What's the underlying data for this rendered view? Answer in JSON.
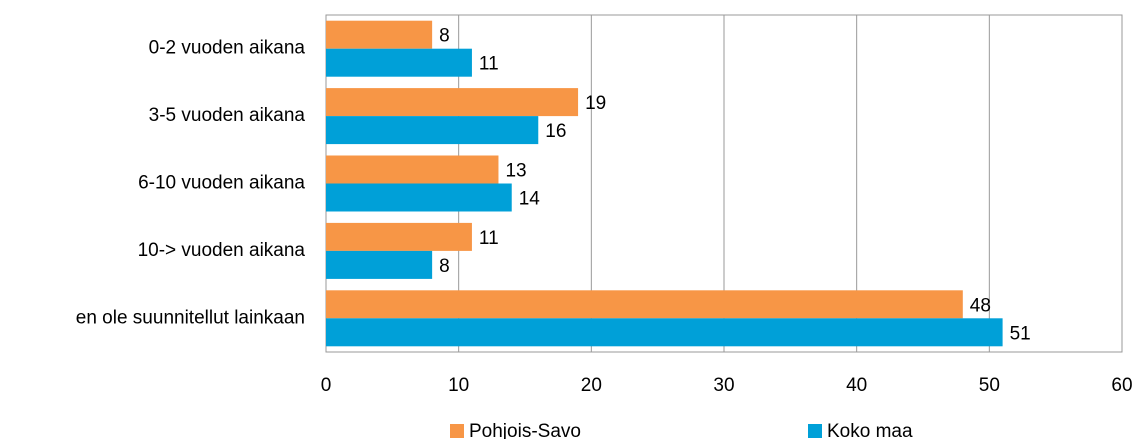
{
  "chart_data": {
    "type": "bar",
    "orientation": "horizontal",
    "categories": [
      "0-2 vuoden aikana",
      "3-5 vuoden aikana",
      "6-10 vuoden aikana",
      "10-> vuoden aikana",
      "en ole suunnitellut lainkaan"
    ],
    "series": [
      {
        "name": "Pohjois-Savo",
        "color": "#f79646",
        "values": [
          8,
          19,
          13,
          11,
          48
        ]
      },
      {
        "name": "Koko maa",
        "color": "#00a0d8",
        "values": [
          11,
          16,
          14,
          8,
          51
        ]
      }
    ],
    "xlim": [
      0,
      60
    ],
    "xticks": [
      0,
      10,
      20,
      30,
      40,
      50,
      60
    ],
    "grid": true,
    "legend": "bottom"
  }
}
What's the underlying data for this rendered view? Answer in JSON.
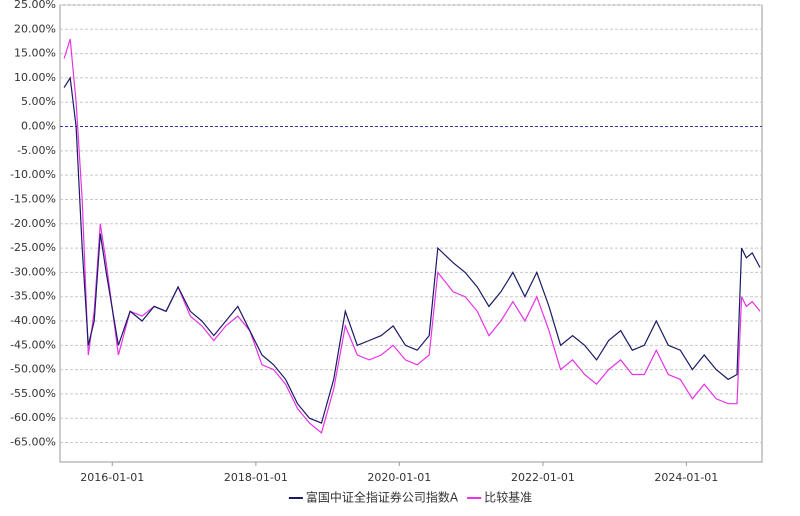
{
  "chart_data": {
    "type": "line",
    "x": [
      "2015-05-01",
      "2015-06-01",
      "2015-07-01",
      "2015-08-01",
      "2015-09-01",
      "2015-10-01",
      "2015-11-01",
      "2015-12-01",
      "2016-02-01",
      "2016-04-01",
      "2016-06-01",
      "2016-08-01",
      "2016-10-01",
      "2016-12-01",
      "2017-02-01",
      "2017-04-01",
      "2017-06-01",
      "2017-08-01",
      "2017-10-01",
      "2017-12-01",
      "2018-02-01",
      "2018-04-01",
      "2018-06-01",
      "2018-08-01",
      "2018-10-01",
      "2018-12-01",
      "2019-02-01",
      "2019-04-01",
      "2019-06-01",
      "2019-08-01",
      "2019-10-01",
      "2019-12-01",
      "2020-02-01",
      "2020-04-01",
      "2020-06-01",
      "2020-07-15",
      "2020-10-01",
      "2020-12-01",
      "2021-02-01",
      "2021-04-01",
      "2021-06-01",
      "2021-08-01",
      "2021-10-01",
      "2021-12-01",
      "2022-02-01",
      "2022-04-01",
      "2022-06-01",
      "2022-08-01",
      "2022-10-01",
      "2022-12-01",
      "2023-02-01",
      "2023-04-01",
      "2023-06-01",
      "2023-08-01",
      "2023-10-01",
      "2023-12-01",
      "2024-02-01",
      "2024-04-01",
      "2024-06-01",
      "2024-08-01",
      "2024-09-15",
      "2024-10-08",
      "2024-11-01",
      "2024-12-01",
      "2025-01-10"
    ],
    "series": [
      {
        "name": "富国中证全指证券公司指数A",
        "color": "#1a1a66",
        "values": [
          8,
          10,
          0,
          -25,
          -45,
          -40,
          -22,
          -30,
          -45,
          -38,
          -40,
          -37,
          -38,
          -33,
          -38,
          -40,
          -43,
          -40,
          -37,
          -42,
          -47,
          -49,
          -52,
          -57,
          -60,
          -61,
          -52,
          -38,
          -45,
          -44,
          -43,
          -41,
          -45,
          -46,
          -43,
          -25,
          -28,
          -30,
          -33,
          -37,
          -34,
          -30,
          -35,
          -30,
          -37,
          -45,
          -43,
          -45,
          -48,
          -44,
          -42,
          -46,
          -45,
          -40,
          -45,
          -46,
          -50,
          -47,
          -50,
          -52,
          -51,
          -25,
          -27,
          -26,
          -29
        ]
      },
      {
        "name": "比较基准",
        "color": "#e633e6",
        "values": [
          14,
          18,
          5,
          -15,
          -47,
          -38,
          -20,
          -28,
          -47,
          -38,
          -39,
          -37,
          -38,
          -33,
          -39,
          -41,
          -44,
          -41,
          -39,
          -42,
          -49,
          -50,
          -53,
          -58,
          -61,
          -63,
          -54,
          -41,
          -47,
          -48,
          -47,
          -45,
          -48,
          -49,
          -47,
          -30,
          -34,
          -35,
          -38,
          -43,
          -40,
          -36,
          -40,
          -35,
          -42,
          -50,
          -48,
          -51,
          -53,
          -50,
          -48,
          -51,
          -51,
          -46,
          -51,
          -52,
          -56,
          -53,
          -56,
          -57,
          -57,
          -35,
          -37,
          -36,
          -38
        ]
      }
    ],
    "xlim": [
      "2015-04-10",
      "2025-01-20"
    ],
    "xticks": [
      "2016-01-01",
      "2018-01-01",
      "2020-01-01",
      "2022-01-01",
      "2024-01-01"
    ],
    "ylim": [
      -69,
      25
    ],
    "yticks": [
      {
        "value": 25,
        "label": "25.00%"
      },
      {
        "value": 20,
        "label": "20.00%"
      },
      {
        "value": 15,
        "label": "15.00%"
      },
      {
        "value": 10,
        "label": "10.00%"
      },
      {
        "value": 5,
        "label": "5.00%"
      },
      {
        "value": 0,
        "label": "0.00%"
      },
      {
        "value": -5,
        "label": "-5.00%"
      },
      {
        "value": -10,
        "label": "-10.00%"
      },
      {
        "value": -15,
        "label": "-15.00%"
      },
      {
        "value": -20,
        "label": "-20.00%"
      },
      {
        "value": -25,
        "label": "-25.00%"
      },
      {
        "value": -30,
        "label": "-30.00%"
      },
      {
        "value": -35,
        "label": "-35.00%"
      },
      {
        "value": -40,
        "label": "-40.00%"
      },
      {
        "value": -45,
        "label": "-45.00%"
      },
      {
        "value": -50,
        "label": "-50.00%"
      },
      {
        "value": -55,
        "label": "-55.00%"
      },
      {
        "value": -60,
        "label": "-60.00%"
      },
      {
        "value": -65,
        "label": "-65.00%"
      }
    ],
    "grid": true
  }
}
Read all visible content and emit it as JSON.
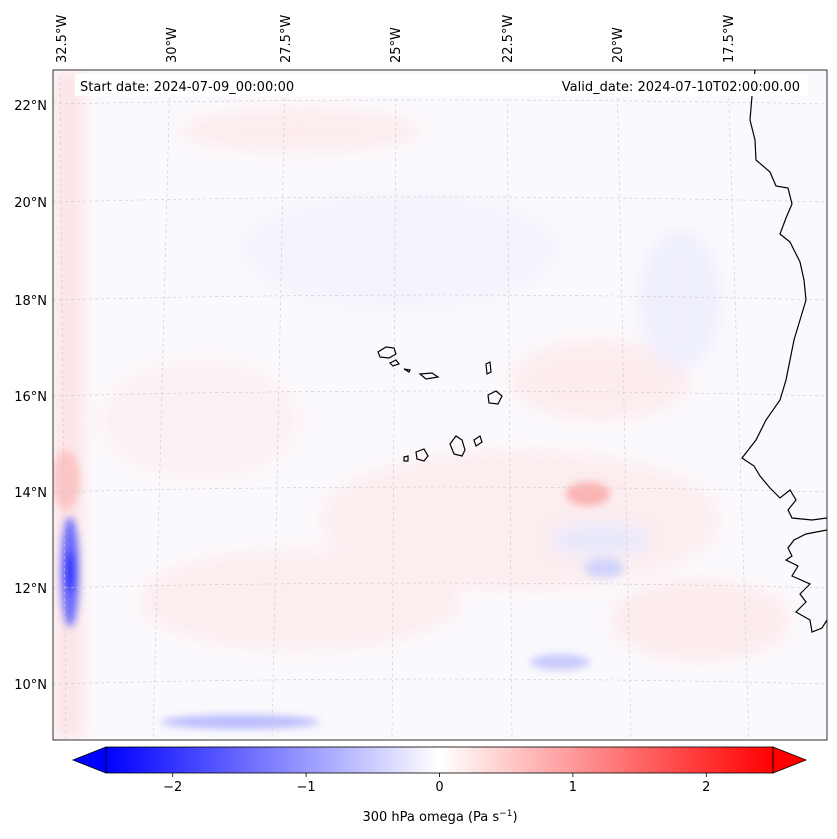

# [TASK TO CARRY OUT]
Repeat each entry exactly as it appears; skip any picture.

# [PROBLEM SOLUTION]
What's the underlying data for this rendered view? Answer in JSON.
{
  "chart_data": {
    "type": "bar",
    "orientation": "horizontal",
    "categories": [
      "0-2 vuoden aikana",
      "3-5 vuoden aikana",
      "6-10 vuoden aikana",
      "10-> vuoden aikana",
      "en ole suunnitellut lainkaan"
    ],
    "series": [
      {
        "name": "Pohjois-Savo",
        "color": "#f79646",
        "values": [
          8,
          19,
          13,
          11,
          48
        ]
      },
      {
        "name": "Koko maa",
        "color": "#00a0d8",
        "values": [
          11,
          16,
          14,
          8,
          51
        ]
      }
    ],
    "xlim": [
      0,
      60
    ],
    "xticks": [
      0,
      10,
      20,
      30,
      40,
      50,
      60
    ],
    "grid": true,
    "legend": "bottom"
  }
}
What's the underlying data for this rendered view? Answer in JSON.
{
  "chart_data": {
    "type": "line",
    "x": [
      "2015-05-01",
      "2015-06-01",
      "2015-07-01",
      "2015-08-01",
      "2015-09-01",
      "2015-10-01",
      "2015-11-01",
      "2015-12-01",
      "2016-02-01",
      "2016-04-01",
      "2016-06-01",
      "2016-08-01",
      "2016-10-01",
      "2016-12-01",
      "2017-02-01",
      "2017-04-01",
      "2017-06-01",
      "2017-08-01",
      "2017-10-01",
      "2017-12-01",
      "2018-02-01",
      "2018-04-01",
      "2018-06-01",
      "2018-08-01",
      "2018-10-01",
      "2018-12-01",
      "2019-02-01",
      "2019-04-01",
      "2019-06-01",
      "2019-08-01",
      "2019-10-01",
      "2019-12-01",
      "2020-02-01",
      "2020-04-01",
      "2020-06-01",
      "2020-07-15",
      "2020-10-01",
      "2020-12-01",
      "2021-02-01",
      "2021-04-01",
      "2021-06-01",
      "2021-08-01",
      "2021-10-01",
      "2021-12-01",
      "2022-02-01",
      "2022-04-01",
      "2022-06-01",
      "2022-08-01",
      "2022-10-01",
      "2022-12-01",
      "2023-02-01",
      "2023-04-01",
      "2023-06-01",
      "2023-08-01",
      "2023-10-01",
      "2023-12-01",
      "2024-02-01",
      "2024-04-01",
      "2024-06-01",
      "2024-08-01",
      "2024-09-15",
      "2024-10-08",
      "2024-11-01",
      "2024-12-01",
      "2025-01-10"
    ],
    "series": [
      {
        "name": "富国中证全指证券公司指数A",
        "color": "#1a1a66",
        "values": [
          8,
          10,
          0,
          -25,
          -45,
          -40,
          -22,
          -30,
          -45,
          -38,
          -40,
          -37,
          -38,
          -33,
          -38,
          -40,
          -43,
          -40,
          -37,
          -42,
          -47,
          -49,
          -52,
          -57,
          -60,
          -61,
          -52,
          -38,
          -45,
          -44,
          -43,
          -41,
          -45,
          -46,
          -43,
          -25,
          -28,
          -30,
          -33,
          -37,
          -34,
          -30,
          -35,
          -30,
          -37,
          -45,
          -43,
          -45,
          -48,
          -44,
          -42,
          -46,
          -45,
          -40,
          -45,
          -46,
          -50,
          -47,
          -50,
          -52,
          -51,
          -25,
          -27,
          -26,
          -29
        ]
      },
      {
        "name": "比较基准",
        "color": "#e633e6",
        "values": [
          14,
          18,
          5,
          -15,
          -47,
          -38,
          -20,
          -28,
          -47,
          -38,
          -39,
          -37,
          -38,
          -33,
          -39,
          -41,
          -44,
          -41,
          -39,
          -42,
          -49,
          -50,
          -53,
          -58,
          -61,
          -63,
          -54,
          -41,
          -47,
          -48,
          -47,
          -45,
          -48,
          -49,
          -47,
          -30,
          -34,
          -35,
          -38,
          -43,
          -40,
          -36,
          -40,
          -35,
          -42,
          -50,
          -48,
          -51,
          -53,
          -50,
          -48,
          -51,
          -51,
          -46,
          -51,
          -52,
          -56,
          -53,
          -56,
          -57,
          -57,
          -35,
          -37,
          -36,
          -38
        ]
      }
    ],
    "xlim": [
      "2015-04-10",
      "2025-01-20"
    ],
    "xticks": [
      "2016-01-01",
      "2018-01-01",
      "2020-01-01",
      "2022-01-01",
      "2024-01-01"
    ],
    "ylim": [
      -69,
      25
    ],
    "yticks": [
      {
        "value": 25,
        "label": "25.00%"
      },
      {
        "value": 20,
        "label": "20.00%"
      },
      {
        "value": 15,
        "label": "15.00%"
      },
      {
        "value": 10,
        "label": "10.00%"
      },
      {
        "value": 5,
        "label": "5.00%"
      },
      {
        "value": 0,
        "label": "0.00%"
      },
      {
        "value": -5,
        "label": "-5.00%"
      },
      {
        "value": -10,
        "label": "-10.00%"
      },
      {
        "value": -15,
        "label": "-15.00%"
      },
      {
        "value": -20,
        "label": "-20.00%"
      },
      {
        "value": -25,
        "label": "-25.00%"
      },
      {
        "value": -30,
        "label": "-30.00%"
      },
      {
        "value": -35,
        "label": "-35.00%"
      },
      {
        "value": -40,
        "label": "-40.00%"
      },
      {
        "value": -45,
        "label": "-45.00%"
      },
      {
        "value": -50,
        "label": "-50.00%"
      },
      {
        "value": -55,
        "label": "-55.00%"
      },
      {
        "value": -60,
        "label": "-60.00%"
      },
      {
        "value": -65,
        "label": "-65.00%"
      }
    ],
    "grid": true
  }
}
Read all visible content and emit it as JSON.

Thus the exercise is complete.